*Task to carry out*: Reproduce the listing word for word. Skip any image.

— begin —

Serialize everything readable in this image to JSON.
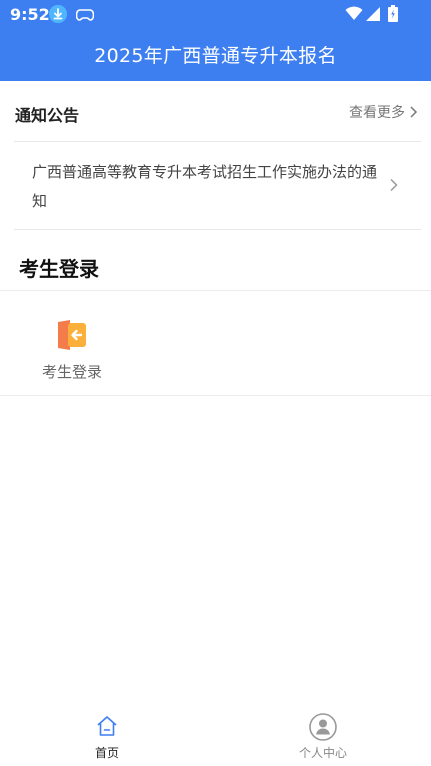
{
  "status_bar": {
    "time": "9:52",
    "icons": [
      "download-icon",
      "gamepad-icon",
      "wifi-icon",
      "signal-icon",
      "battery-icon"
    ]
  },
  "header": {
    "title": "2025年广西普通专升本报名",
    "color": "#3d7ff0"
  },
  "notice": {
    "section_title": "通知公告",
    "more_label": "查看更多",
    "items": [
      {
        "text": "广西普通高等教育专升本考试招生工作实施办法的通知"
      }
    ]
  },
  "candidate": {
    "section_title": "考生登录",
    "tiles": [
      {
        "label": "考生登录",
        "icon": "login-door-icon"
      }
    ]
  },
  "tabbar": {
    "tabs": [
      {
        "label": "首页",
        "icon": "home-icon",
        "active": true
      },
      {
        "label": "个人中心",
        "icon": "user-center-icon",
        "active": false
      }
    ]
  }
}
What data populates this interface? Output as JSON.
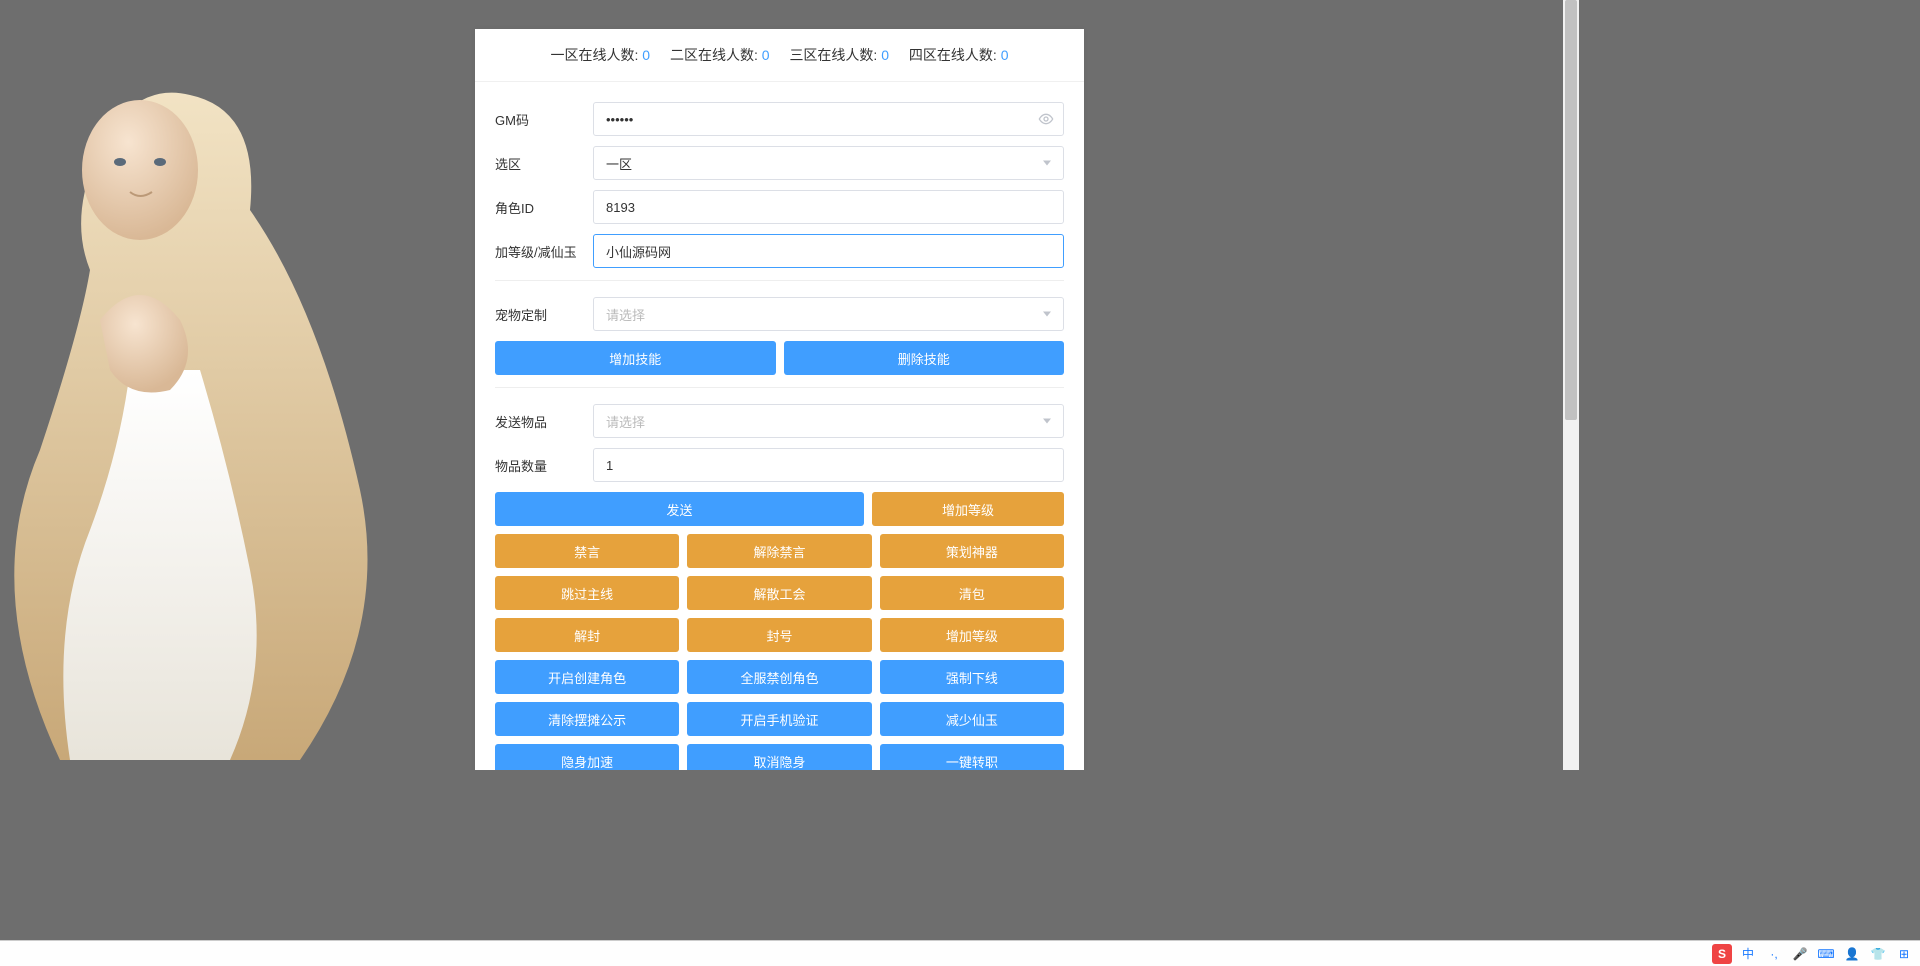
{
  "online": [
    {
      "label": "一区在线人数:",
      "count": 0
    },
    {
      "label": "二区在线人数:",
      "count": 0
    },
    {
      "label": "三区在线人数:",
      "count": 0
    },
    {
      "label": "四区在线人数:",
      "count": 0
    }
  ],
  "form": {
    "gm_label": "GM码",
    "gm_value": "••••••",
    "zone_label": "选区",
    "zone_value": "一区",
    "role_label": "角色ID",
    "role_value": "8193",
    "level_label": "加等级/减仙玉",
    "level_value": "小仙源码网",
    "pet_label": "宠物定制",
    "pet_placeholder": "请选择",
    "send_item_label": "发送物品",
    "send_item_placeholder": "请选择",
    "qty_label": "物品数量",
    "qty_value": "1"
  },
  "skill_buttons": {
    "add": "增加技能",
    "del": "删除技能"
  },
  "send_buttons": {
    "send": "发送",
    "add_level": "增加等级"
  },
  "grid_orange": [
    [
      "禁言",
      "解除禁言",
      "策划神器"
    ],
    [
      "跳过主线",
      "解散工会",
      "清包"
    ],
    [
      "解封",
      "封号",
      "增加等级"
    ]
  ],
  "grid_blue": [
    [
      "开启创建角色",
      "全服禁创角色",
      "强制下线"
    ],
    [
      "清除摆摊公示",
      "开启手机验证",
      "减少仙玉"
    ],
    [
      "隐身加速",
      "取消隐身",
      "一键转职"
    ]
  ],
  "taskbar": [
    "S",
    "中",
    "·,",
    "🎤",
    "⌨",
    "👤",
    "👕",
    "⊞"
  ]
}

— end —

*Exercise response*:
Serialize everything readable in this image to JSON.
{
  "status_bar": {
    "time": "9:52",
    "icons": [
      "download-icon",
      "gamepad-icon",
      "wifi-icon",
      "signal-icon",
      "battery-icon"
    ]
  },
  "header": {
    "title": "2025年广西普通专升本报名",
    "color": "#3d7ff0"
  },
  "notice": {
    "section_title": "通知公告",
    "more_label": "查看更多",
    "items": [
      {
        "text": "广西普通高等教育专升本考试招生工作实施办法的通知"
      }
    ]
  },
  "candidate": {
    "section_title": "考生登录",
    "tiles": [
      {
        "label": "考生登录",
        "icon": "login-door-icon"
      }
    ]
  },
  "tabbar": {
    "tabs": [
      {
        "label": "首页",
        "icon": "home-icon",
        "active": true
      },
      {
        "label": "个人中心",
        "icon": "user-center-icon",
        "active": false
      }
    ]
  }
}
What data populates this interface? Output as JSON.
{
  "online": [
    {
      "label": "一区在线人数:",
      "count": 0
    },
    {
      "label": "二区在线人数:",
      "count": 0
    },
    {
      "label": "三区在线人数:",
      "count": 0
    },
    {
      "label": "四区在线人数:",
      "count": 0
    }
  ],
  "form": {
    "gm_label": "GM码",
    "gm_value": "••••••",
    "zone_label": "选区",
    "zone_value": "一区",
    "role_label": "角色ID",
    "role_value": "8193",
    "level_label": "加等级/减仙玉",
    "level_value": "小仙源码网",
    "pet_label": "宠物定制",
    "pet_placeholder": "请选择",
    "send_item_label": "发送物品",
    "send_item_placeholder": "请选择",
    "qty_label": "物品数量",
    "qty_value": "1"
  },
  "skill_buttons": {
    "add": "增加技能",
    "del": "删除技能"
  },
  "send_buttons": {
    "send": "发送",
    "add_level": "增加等级"
  },
  "grid_orange": [
    [
      "禁言",
      "解除禁言",
      "策划神器"
    ],
    [
      "跳过主线",
      "解散工会",
      "清包"
    ],
    [
      "解封",
      "封号",
      "增加等级"
    ]
  ],
  "grid_blue": [
    [
      "开启创建角色",
      "全服禁创角色",
      "强制下线"
    ],
    [
      "清除摆摊公示",
      "开启手机验证",
      "减少仙玉"
    ],
    [
      "隐身加速",
      "取消隐身",
      "一键转职"
    ]
  ],
  "taskbar": [
    "S",
    "中",
    "·,",
    "🎤",
    "⌨",
    "👤",
    "👕",
    "⊞"
  ]
}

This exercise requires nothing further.